_Written instruction_
Give the listing again exactly, omitting its images.
════
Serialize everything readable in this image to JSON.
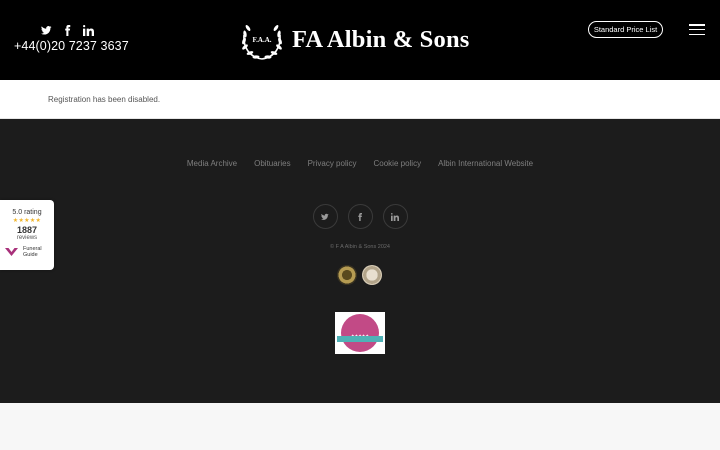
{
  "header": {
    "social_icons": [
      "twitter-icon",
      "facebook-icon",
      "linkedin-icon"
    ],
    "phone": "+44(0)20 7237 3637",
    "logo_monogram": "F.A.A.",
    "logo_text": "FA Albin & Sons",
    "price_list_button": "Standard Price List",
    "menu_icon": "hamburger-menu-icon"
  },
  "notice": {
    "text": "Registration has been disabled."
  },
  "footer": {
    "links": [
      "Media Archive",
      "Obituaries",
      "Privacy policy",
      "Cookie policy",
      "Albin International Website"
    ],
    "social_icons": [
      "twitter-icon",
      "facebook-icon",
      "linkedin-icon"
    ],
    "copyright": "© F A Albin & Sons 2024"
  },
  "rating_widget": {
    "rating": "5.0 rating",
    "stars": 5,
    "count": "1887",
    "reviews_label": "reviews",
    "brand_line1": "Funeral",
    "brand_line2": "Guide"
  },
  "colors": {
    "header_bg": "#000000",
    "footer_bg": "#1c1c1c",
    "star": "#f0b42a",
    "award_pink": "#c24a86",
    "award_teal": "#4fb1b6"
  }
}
════
_Solution_
Serialize everything readable in this image to JSON.
{
  "header": {
    "social_icons": [
      "twitter-icon",
      "facebook-icon",
      "linkedin-icon"
    ],
    "phone": "+44(0)20 7237 3637",
    "logo_monogram": "F.A.A.",
    "logo_text": "FA Albin & Sons",
    "price_list_button": "Standard Price List",
    "menu_icon": "hamburger-menu-icon"
  },
  "notice": {
    "text": "Registration has been disabled."
  },
  "footer": {
    "links": [
      "Media Archive",
      "Obituaries",
      "Privacy policy",
      "Cookie policy",
      "Albin International Website"
    ],
    "social_icons": [
      "twitter-icon",
      "facebook-icon",
      "linkedin-icon"
    ],
    "copyright": "© F A Albin & Sons 2024"
  },
  "rating_widget": {
    "rating": "5.0 rating",
    "stars": 5,
    "count": "1887",
    "reviews_label": "reviews",
    "brand_line1": "Funeral",
    "brand_line2": "Guide"
  },
  "colors": {
    "header_bg": "#000000",
    "footer_bg": "#1c1c1c",
    "star": "#f0b42a",
    "award_pink": "#c24a86",
    "award_teal": "#4fb1b6"
  }
}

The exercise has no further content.